Listing =>
-- Start --
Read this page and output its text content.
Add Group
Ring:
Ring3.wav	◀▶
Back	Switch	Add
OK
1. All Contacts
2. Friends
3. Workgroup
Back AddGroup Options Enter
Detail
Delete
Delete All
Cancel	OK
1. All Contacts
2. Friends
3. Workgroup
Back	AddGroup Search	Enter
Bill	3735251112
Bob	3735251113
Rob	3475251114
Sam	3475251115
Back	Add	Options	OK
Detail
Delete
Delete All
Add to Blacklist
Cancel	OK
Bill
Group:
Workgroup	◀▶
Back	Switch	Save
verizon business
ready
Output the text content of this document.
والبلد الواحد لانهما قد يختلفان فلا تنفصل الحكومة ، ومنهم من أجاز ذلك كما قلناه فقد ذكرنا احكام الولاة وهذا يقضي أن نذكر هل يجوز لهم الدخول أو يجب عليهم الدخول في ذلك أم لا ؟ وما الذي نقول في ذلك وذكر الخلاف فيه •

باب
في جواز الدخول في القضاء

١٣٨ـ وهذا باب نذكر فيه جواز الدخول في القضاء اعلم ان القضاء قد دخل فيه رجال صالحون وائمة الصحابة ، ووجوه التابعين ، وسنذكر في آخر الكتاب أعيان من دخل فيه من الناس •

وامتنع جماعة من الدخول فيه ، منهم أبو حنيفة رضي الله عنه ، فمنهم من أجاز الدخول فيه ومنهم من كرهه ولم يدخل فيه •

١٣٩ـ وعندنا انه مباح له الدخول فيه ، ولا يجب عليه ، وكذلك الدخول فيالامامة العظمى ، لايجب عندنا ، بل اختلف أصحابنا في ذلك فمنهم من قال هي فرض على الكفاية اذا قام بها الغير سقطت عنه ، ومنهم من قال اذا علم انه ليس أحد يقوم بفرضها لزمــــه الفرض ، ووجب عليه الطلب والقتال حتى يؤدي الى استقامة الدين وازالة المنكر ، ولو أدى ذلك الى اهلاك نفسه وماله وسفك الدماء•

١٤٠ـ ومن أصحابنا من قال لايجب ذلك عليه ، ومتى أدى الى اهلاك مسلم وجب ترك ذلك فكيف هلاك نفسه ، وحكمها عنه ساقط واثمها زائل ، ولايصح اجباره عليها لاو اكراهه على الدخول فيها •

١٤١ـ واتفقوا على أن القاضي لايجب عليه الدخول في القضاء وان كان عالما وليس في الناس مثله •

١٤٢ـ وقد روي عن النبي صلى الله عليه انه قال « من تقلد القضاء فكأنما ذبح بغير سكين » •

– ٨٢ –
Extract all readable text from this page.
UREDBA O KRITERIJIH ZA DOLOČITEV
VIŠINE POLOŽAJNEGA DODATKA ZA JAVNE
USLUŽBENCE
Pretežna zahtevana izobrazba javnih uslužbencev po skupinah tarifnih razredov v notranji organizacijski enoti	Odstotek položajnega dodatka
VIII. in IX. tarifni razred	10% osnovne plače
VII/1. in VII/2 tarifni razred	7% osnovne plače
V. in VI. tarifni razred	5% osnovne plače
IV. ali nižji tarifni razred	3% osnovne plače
-- End --
The task => Copy each line of the listing in which the word "الناس" can be found.

Complete response =>
١٣٨ـ وهذا باب نذكر فيه جواز الدخول في القضاء اعلم ان القضاء قد دخل فيه رجال صالحون وائمة الصحابة ، ووجوه التابعين ، وسنذكر في آخر الكتاب أعيان من دخل فيه من الناس •
١٤١ـ واتفقوا على أن القاضي لايجب عليه الدخول في القضاء وان كان عالما وليس في الناس مثله •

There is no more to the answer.